(Recorded information begins)
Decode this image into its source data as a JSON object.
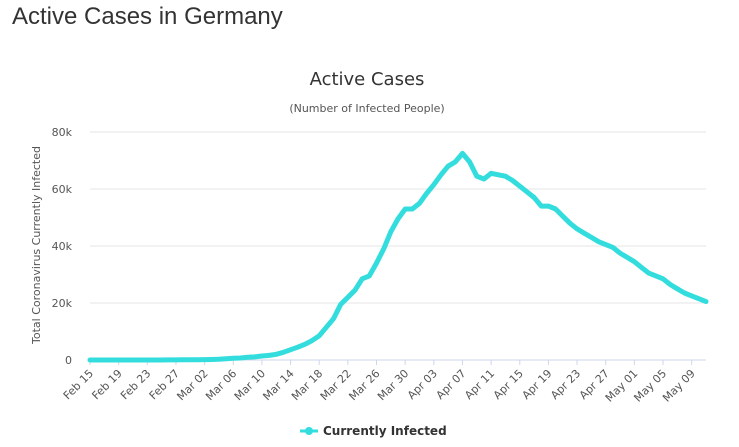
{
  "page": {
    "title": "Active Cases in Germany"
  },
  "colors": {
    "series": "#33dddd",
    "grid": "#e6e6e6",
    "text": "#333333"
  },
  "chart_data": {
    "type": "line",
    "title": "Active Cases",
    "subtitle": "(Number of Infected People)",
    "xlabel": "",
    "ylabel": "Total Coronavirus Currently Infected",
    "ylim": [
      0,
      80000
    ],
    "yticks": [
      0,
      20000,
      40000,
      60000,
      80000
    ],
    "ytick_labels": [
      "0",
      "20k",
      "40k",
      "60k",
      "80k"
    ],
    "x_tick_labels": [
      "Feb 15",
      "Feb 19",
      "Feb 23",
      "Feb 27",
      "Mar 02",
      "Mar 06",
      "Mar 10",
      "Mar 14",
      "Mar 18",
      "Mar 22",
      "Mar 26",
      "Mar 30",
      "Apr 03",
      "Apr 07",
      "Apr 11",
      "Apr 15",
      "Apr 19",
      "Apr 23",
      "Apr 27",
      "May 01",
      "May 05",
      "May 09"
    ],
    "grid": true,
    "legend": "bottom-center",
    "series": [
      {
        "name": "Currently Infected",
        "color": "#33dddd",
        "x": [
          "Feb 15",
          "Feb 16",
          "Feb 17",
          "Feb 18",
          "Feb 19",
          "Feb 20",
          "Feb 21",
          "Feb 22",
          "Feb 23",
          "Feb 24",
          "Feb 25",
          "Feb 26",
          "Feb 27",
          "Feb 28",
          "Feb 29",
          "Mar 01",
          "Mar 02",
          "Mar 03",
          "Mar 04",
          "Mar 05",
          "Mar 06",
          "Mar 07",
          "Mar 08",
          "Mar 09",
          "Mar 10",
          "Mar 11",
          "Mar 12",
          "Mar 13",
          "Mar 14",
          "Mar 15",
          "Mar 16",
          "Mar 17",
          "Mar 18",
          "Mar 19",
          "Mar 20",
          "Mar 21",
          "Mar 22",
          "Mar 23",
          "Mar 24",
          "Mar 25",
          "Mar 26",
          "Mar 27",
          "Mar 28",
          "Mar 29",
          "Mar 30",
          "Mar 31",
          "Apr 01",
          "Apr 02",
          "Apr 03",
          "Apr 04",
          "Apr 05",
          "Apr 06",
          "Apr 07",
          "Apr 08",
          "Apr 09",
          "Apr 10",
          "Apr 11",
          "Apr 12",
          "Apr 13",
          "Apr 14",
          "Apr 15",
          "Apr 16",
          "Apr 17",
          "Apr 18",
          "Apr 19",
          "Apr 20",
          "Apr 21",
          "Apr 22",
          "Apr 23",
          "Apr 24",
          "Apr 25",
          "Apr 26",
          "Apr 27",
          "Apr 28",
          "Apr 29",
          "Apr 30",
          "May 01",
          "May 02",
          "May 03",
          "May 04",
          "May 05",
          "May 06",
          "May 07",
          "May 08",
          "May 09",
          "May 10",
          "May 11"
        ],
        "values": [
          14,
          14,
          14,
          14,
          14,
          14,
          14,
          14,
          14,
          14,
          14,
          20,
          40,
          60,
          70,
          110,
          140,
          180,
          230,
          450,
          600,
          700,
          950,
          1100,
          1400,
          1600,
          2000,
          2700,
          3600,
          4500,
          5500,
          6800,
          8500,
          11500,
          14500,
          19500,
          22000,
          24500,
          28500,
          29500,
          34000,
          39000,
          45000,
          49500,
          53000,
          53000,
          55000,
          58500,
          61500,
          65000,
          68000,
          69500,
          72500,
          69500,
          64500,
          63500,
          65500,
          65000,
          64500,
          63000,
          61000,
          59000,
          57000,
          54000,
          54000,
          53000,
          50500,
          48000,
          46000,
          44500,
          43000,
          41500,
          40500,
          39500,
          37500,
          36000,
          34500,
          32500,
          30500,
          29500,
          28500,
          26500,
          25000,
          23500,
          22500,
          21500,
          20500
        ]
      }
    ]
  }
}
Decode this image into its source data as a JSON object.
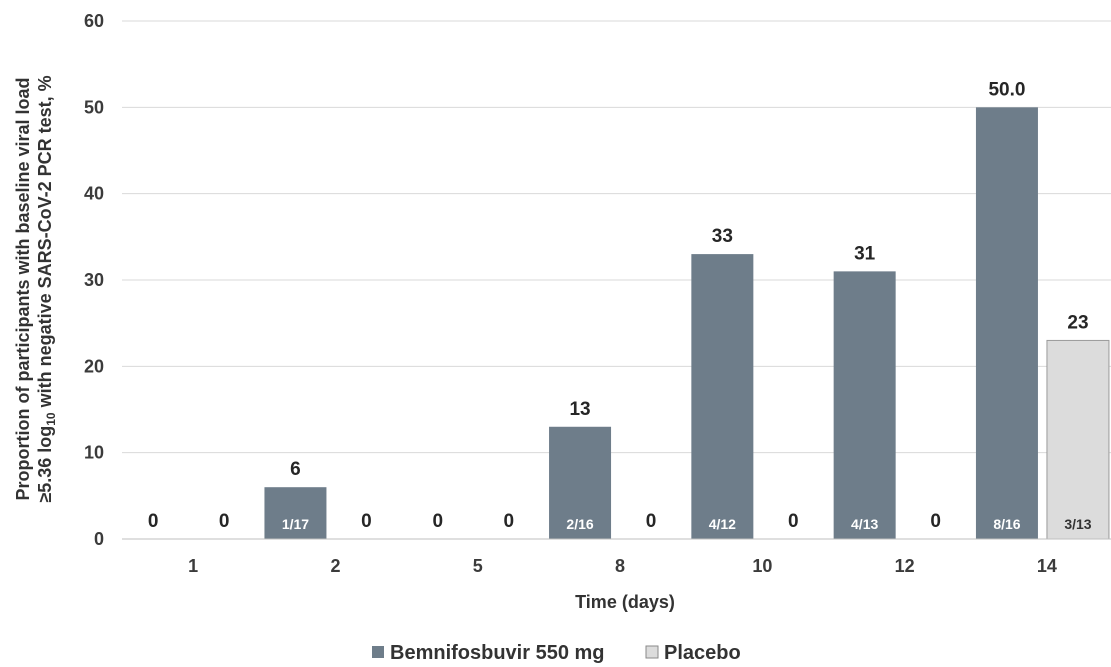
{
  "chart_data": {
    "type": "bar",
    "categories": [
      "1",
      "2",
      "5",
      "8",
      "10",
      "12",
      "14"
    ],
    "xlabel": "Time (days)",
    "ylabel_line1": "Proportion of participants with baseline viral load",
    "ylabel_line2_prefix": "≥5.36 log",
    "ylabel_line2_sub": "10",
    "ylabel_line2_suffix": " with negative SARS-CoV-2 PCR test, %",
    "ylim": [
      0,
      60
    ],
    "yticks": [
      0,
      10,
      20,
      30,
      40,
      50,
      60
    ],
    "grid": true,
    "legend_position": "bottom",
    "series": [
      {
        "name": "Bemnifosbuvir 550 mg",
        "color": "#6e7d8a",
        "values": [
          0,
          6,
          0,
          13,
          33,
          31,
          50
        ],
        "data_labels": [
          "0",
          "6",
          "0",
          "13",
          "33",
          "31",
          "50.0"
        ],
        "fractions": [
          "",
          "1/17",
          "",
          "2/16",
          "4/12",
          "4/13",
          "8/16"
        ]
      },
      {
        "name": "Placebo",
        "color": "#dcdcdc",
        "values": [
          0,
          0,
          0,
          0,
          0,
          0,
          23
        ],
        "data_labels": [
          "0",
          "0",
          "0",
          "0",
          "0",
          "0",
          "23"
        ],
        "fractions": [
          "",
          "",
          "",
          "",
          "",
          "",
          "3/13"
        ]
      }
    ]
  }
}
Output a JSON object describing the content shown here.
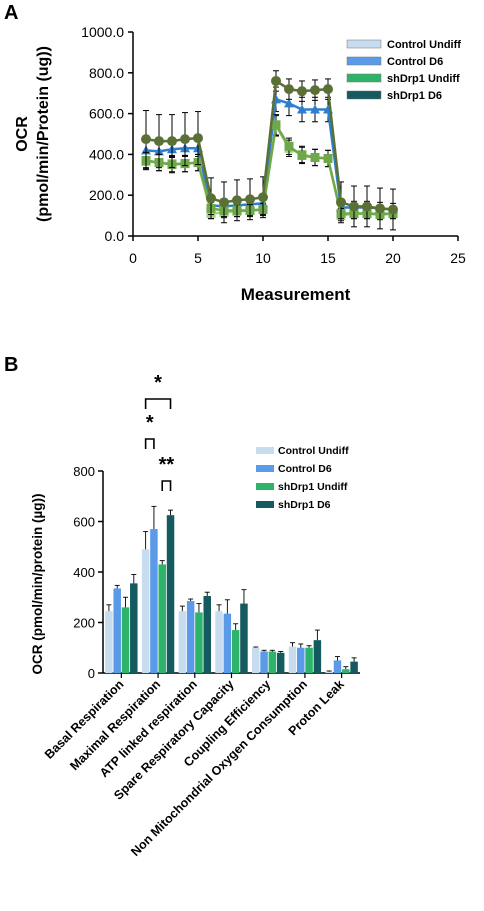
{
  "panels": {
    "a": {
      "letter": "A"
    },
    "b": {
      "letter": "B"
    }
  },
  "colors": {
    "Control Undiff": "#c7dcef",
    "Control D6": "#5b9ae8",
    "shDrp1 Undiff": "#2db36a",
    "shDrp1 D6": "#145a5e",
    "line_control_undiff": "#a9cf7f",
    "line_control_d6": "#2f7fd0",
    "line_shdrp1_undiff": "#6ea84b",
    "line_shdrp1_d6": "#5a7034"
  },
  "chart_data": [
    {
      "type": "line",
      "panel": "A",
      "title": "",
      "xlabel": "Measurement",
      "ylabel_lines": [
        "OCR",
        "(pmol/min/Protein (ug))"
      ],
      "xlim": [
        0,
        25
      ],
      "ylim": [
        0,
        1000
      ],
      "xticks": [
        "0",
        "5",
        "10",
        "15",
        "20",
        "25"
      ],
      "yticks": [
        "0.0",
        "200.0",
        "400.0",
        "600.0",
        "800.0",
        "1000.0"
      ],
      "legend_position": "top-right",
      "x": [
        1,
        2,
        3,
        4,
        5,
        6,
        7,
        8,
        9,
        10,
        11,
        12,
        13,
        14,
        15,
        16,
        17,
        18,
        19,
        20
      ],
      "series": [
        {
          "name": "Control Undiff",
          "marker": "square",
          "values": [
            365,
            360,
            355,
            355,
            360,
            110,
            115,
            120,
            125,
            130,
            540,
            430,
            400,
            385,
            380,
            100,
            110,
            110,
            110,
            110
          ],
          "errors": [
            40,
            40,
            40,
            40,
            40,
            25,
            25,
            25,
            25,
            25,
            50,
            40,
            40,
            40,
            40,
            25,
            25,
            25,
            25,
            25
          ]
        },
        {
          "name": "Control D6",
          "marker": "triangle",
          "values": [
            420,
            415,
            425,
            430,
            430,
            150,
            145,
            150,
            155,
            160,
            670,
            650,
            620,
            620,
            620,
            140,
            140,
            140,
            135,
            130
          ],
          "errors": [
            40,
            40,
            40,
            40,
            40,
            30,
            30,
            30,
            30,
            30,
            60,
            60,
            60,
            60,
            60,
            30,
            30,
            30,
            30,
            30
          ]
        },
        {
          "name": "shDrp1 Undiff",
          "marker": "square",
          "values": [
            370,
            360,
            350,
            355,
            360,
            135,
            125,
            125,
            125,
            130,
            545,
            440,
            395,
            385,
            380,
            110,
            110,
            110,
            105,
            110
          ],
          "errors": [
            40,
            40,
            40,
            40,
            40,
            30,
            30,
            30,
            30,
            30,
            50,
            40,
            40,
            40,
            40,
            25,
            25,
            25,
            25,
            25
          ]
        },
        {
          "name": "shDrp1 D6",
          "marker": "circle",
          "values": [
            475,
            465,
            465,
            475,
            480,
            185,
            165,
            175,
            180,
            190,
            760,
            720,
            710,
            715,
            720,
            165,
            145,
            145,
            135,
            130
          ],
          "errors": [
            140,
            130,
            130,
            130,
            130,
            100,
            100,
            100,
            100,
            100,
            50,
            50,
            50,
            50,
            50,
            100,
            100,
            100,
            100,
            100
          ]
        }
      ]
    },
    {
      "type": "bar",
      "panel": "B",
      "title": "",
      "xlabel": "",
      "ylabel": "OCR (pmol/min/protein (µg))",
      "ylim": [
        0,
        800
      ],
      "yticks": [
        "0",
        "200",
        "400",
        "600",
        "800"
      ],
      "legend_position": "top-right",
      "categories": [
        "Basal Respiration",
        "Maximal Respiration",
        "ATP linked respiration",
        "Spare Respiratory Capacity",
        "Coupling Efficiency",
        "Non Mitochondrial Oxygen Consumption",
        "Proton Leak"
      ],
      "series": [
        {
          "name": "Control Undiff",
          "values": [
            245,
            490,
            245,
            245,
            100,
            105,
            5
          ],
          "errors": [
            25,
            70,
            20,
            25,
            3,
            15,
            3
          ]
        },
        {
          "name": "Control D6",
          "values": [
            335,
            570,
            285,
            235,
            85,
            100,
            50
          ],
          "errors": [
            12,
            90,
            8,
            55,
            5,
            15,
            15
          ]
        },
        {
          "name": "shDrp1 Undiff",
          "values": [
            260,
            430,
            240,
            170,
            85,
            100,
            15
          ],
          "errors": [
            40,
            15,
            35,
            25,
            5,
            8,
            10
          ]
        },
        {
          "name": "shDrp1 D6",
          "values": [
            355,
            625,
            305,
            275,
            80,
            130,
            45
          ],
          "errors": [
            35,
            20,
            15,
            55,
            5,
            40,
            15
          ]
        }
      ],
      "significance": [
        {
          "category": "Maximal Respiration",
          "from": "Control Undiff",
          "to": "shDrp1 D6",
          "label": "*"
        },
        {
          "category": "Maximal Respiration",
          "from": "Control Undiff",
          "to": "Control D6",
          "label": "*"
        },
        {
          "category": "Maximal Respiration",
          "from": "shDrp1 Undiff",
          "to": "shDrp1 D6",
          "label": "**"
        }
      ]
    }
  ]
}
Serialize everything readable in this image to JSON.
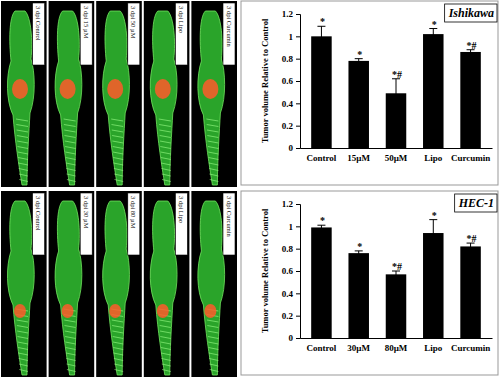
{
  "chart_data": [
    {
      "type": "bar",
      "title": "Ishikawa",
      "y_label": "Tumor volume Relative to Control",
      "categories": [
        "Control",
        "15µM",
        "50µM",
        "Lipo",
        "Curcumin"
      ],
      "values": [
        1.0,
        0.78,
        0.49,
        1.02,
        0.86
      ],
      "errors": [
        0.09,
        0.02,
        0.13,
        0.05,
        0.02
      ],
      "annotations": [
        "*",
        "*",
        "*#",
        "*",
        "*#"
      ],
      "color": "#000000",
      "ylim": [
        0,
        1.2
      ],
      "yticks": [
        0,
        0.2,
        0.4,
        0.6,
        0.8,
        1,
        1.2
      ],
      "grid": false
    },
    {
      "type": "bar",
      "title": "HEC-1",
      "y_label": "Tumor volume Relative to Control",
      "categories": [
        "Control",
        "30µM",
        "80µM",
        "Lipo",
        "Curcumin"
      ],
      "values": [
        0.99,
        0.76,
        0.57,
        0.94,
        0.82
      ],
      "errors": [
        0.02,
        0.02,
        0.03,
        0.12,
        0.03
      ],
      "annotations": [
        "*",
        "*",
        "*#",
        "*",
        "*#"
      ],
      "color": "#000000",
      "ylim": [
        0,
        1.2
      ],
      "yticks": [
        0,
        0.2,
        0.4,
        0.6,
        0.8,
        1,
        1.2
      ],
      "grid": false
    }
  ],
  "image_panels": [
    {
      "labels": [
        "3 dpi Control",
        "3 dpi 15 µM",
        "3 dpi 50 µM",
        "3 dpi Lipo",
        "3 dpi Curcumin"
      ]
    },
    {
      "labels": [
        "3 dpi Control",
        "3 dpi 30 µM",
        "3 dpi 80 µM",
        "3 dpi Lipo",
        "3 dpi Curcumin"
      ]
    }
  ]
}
(Recorded information ends)
**Assignment:**
Whenever the word "Infected" occurs in a line above, copy that line.

**Task response:**
    "subtitle": "(Number of Infected People)",
    "ylabel": "Total Coronavirus Currently Infected",
        "name": "Currently Infected",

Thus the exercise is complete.